## [STATED GOAL]
Look through the records below, and copy out every line that holds the string "JSON".

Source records
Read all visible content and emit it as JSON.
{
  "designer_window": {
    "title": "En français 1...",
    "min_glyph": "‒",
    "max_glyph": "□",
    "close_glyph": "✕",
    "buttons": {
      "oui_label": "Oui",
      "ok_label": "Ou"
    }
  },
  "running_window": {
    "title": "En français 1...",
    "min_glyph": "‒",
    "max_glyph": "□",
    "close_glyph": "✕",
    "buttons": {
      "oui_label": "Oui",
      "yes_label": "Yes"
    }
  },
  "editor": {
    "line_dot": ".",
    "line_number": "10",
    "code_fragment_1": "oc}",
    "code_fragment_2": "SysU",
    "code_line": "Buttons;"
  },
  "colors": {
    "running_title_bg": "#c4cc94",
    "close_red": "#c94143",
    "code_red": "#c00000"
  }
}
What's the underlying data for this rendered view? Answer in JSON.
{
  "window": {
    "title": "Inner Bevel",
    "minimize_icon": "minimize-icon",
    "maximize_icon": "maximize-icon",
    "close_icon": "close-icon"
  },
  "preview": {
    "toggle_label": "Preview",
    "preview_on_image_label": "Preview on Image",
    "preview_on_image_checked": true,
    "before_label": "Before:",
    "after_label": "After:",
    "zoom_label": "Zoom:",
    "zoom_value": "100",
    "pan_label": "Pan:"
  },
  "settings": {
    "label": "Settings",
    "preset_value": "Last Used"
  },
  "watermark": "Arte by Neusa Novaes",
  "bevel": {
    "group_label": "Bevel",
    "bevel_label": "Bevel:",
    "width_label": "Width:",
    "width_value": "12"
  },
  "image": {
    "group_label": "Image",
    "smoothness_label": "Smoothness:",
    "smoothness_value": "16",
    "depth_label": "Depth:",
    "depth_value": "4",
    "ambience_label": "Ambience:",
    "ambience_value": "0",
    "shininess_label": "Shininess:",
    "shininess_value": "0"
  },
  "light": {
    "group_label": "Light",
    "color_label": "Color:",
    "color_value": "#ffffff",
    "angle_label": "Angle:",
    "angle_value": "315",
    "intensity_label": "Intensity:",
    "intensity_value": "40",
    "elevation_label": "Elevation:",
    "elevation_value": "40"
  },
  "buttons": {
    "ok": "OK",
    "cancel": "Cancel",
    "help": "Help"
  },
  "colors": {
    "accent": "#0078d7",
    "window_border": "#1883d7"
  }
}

## [RESPONSE TO THE TASK]
Read all visible content and emit it as JSON.
What's the underlying data for this rendered view? Answer in JSON.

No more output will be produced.